Single out the lines that include the word "القص". Copy them.

____

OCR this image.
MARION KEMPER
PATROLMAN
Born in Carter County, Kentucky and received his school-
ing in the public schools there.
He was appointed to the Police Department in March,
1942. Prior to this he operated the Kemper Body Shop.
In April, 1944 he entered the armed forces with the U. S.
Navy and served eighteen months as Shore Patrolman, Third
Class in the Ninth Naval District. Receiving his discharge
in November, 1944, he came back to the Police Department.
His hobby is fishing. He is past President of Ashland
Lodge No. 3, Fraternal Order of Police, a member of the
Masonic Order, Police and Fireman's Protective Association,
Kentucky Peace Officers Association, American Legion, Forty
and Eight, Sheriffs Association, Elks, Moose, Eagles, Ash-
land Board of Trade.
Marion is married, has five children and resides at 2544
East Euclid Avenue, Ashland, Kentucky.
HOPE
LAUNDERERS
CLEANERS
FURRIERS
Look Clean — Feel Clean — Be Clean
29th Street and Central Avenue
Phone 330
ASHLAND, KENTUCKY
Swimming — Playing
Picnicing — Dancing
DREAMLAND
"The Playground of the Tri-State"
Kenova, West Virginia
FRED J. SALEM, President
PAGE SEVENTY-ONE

____

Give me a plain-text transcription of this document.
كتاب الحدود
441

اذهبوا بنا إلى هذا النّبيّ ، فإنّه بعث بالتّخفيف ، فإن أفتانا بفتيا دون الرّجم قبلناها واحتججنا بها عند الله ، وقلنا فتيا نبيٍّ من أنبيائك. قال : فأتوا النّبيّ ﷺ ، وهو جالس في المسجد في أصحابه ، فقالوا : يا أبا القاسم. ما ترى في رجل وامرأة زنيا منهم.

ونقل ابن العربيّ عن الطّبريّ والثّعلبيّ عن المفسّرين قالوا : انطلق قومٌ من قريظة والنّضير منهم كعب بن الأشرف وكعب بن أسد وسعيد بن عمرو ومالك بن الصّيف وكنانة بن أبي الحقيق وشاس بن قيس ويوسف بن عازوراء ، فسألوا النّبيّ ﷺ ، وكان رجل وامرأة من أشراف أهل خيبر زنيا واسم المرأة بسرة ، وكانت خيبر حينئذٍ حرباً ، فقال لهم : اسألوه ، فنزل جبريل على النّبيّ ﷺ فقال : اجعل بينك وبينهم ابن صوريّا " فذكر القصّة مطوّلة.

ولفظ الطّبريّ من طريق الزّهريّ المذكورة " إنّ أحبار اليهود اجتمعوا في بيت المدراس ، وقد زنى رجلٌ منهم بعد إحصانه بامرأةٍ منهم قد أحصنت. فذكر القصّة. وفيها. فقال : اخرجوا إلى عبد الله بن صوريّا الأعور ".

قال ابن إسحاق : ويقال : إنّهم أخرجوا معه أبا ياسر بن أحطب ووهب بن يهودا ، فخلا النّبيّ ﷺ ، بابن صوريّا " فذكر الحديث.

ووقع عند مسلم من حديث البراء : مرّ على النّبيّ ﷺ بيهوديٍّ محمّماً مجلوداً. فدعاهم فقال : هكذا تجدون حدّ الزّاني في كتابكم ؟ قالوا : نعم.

____

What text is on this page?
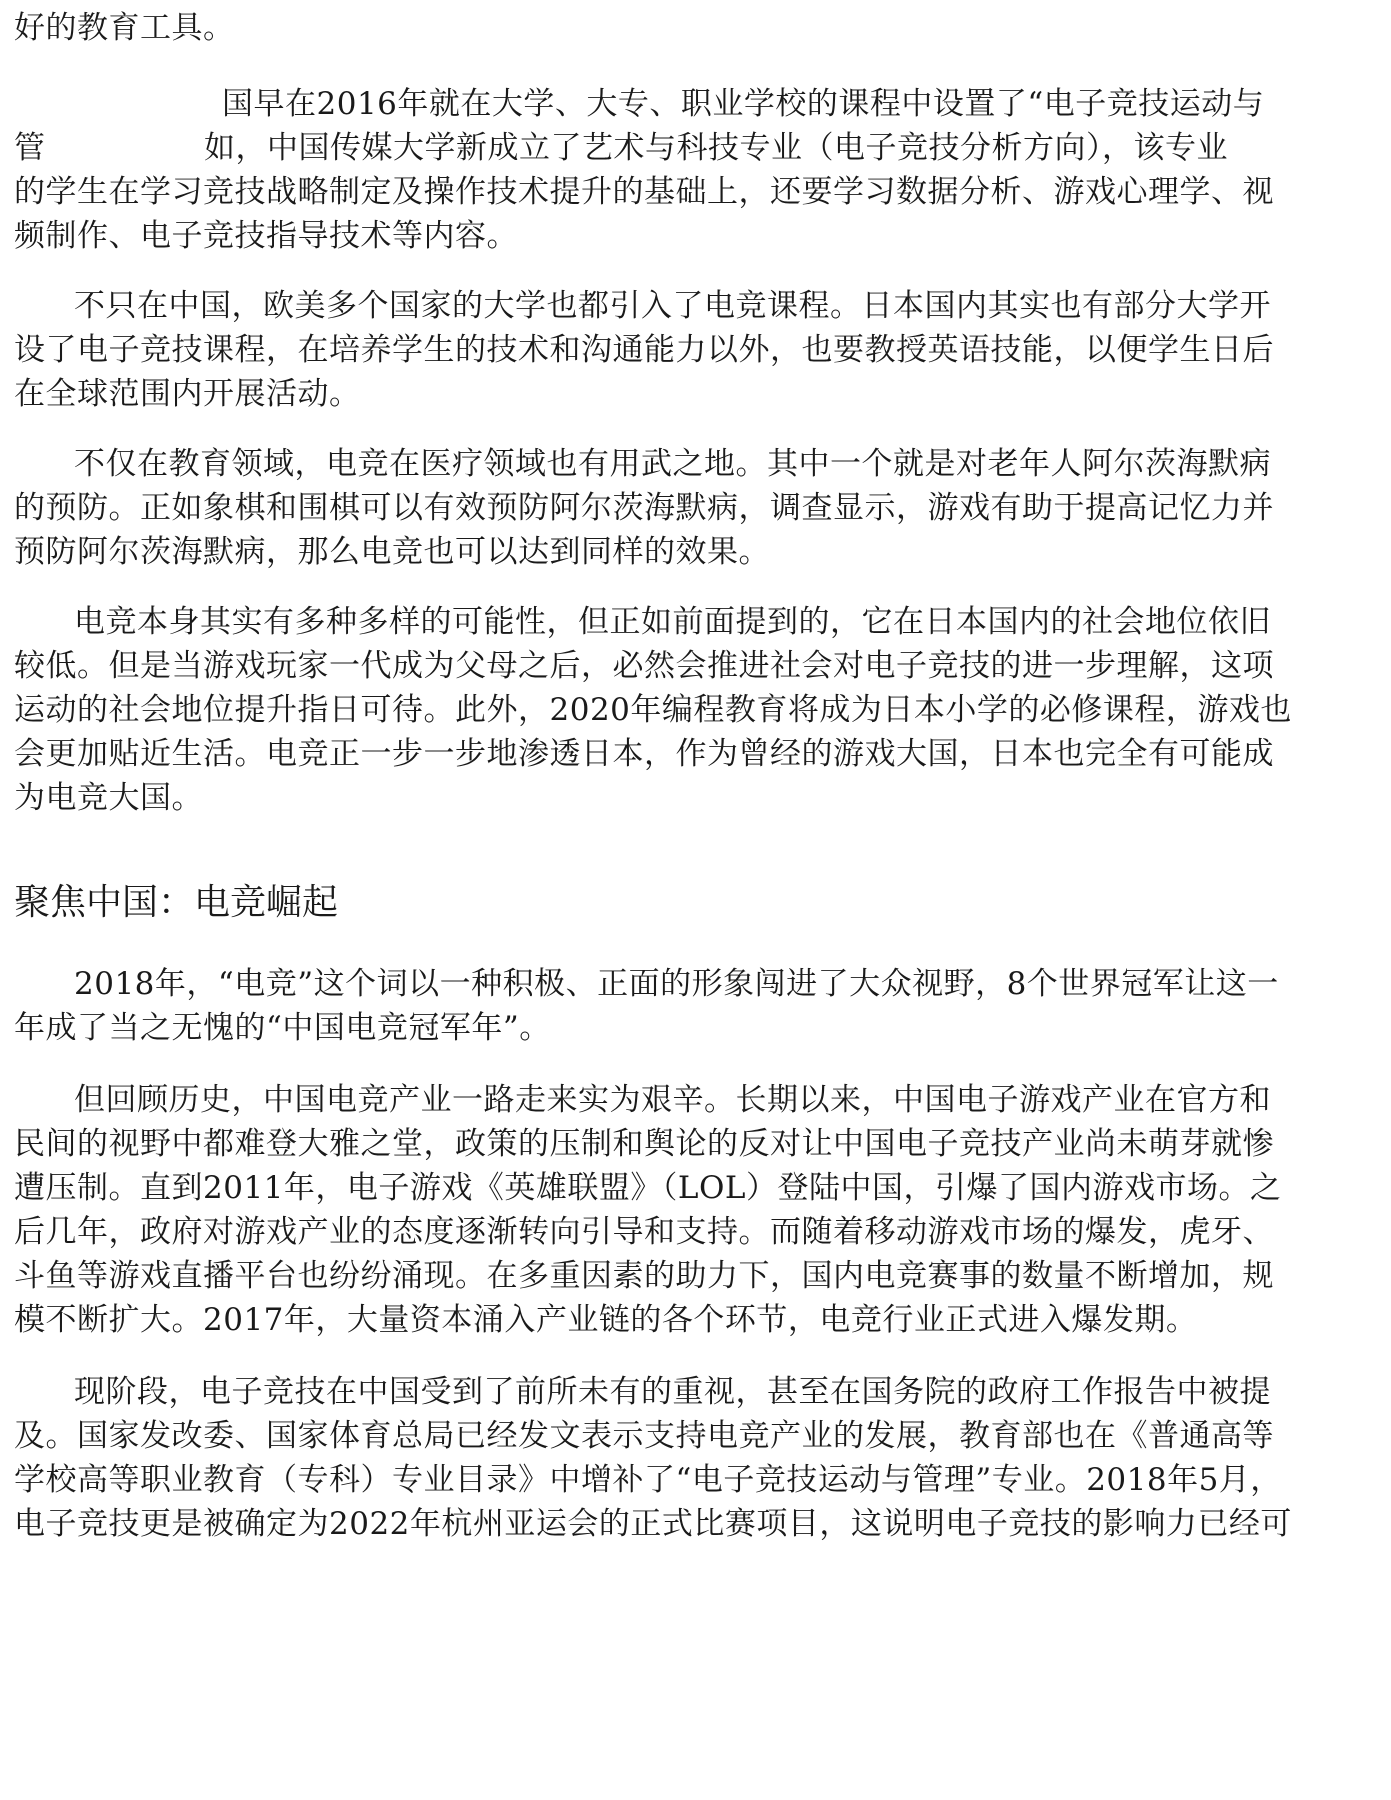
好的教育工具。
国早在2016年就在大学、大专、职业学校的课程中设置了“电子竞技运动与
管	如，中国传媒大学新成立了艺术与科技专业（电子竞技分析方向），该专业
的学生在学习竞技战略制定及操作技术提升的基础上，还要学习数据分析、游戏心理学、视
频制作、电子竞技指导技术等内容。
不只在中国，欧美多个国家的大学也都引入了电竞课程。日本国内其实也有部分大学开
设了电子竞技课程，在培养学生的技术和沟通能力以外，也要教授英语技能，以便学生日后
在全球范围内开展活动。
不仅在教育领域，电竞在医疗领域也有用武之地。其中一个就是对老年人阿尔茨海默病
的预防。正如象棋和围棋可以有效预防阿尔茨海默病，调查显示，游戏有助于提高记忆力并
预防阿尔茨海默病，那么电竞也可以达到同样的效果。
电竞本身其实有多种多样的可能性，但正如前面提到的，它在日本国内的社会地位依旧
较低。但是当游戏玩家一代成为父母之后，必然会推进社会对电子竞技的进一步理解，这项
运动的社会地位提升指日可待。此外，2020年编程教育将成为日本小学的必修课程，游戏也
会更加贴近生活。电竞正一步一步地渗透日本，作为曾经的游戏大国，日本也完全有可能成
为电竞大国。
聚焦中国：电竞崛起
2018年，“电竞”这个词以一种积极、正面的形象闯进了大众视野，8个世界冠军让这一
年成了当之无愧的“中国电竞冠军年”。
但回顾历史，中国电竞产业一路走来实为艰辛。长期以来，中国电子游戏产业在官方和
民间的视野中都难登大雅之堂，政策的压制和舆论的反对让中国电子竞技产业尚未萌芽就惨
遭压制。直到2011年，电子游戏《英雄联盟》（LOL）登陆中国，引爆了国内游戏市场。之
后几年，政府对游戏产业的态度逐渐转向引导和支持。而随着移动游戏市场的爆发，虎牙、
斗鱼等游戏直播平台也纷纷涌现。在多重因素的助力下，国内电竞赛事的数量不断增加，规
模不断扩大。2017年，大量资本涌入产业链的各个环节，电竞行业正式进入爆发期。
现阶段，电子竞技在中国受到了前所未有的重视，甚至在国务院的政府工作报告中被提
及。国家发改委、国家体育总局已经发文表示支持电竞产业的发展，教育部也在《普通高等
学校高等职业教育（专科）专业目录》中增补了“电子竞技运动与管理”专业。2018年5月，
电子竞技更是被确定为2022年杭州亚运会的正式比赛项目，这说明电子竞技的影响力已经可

____

#### Response to this exercise
ونقل ابن العربيّ عن الطّبريّ والثّعلبيّ عن المفسّرين قالوا : انطلق قومٌ من قريظة والنّضير منهم كعب بن الأشرف وكعب بن أسد وسعيد بن عمرو ومالك بن الصّيف وكنانة بن أبي الحقيق وشاس بن قيس ويوسف بن عازوراء ، فسألوا النّبيّ ﷺ ، وكان رجل وامرأة من أشراف أهل خيبر زنيا واسم المرأة بسرة ، وكانت خيبر حينئذٍ حرباً ، فقال لهم : اسألوه ، فنزل جبريل على النّبيّ ﷺ فقال : اجعل بينك وبينهم ابن صوريّا " فذكر القصّة مطوّلة.
ولفظ الطّبريّ من طريق الزّهريّ المذكورة " إنّ أحبار اليهود اجتمعوا في بيت المدراس ، وقد زنى رجلٌ منهم بعد إحصانه بامرأةٍ منهم قد أحصنت. فذكر القصّة. وفيها. فقال : اخرجوا إلى عبد الله بن صوريّا الأعور ".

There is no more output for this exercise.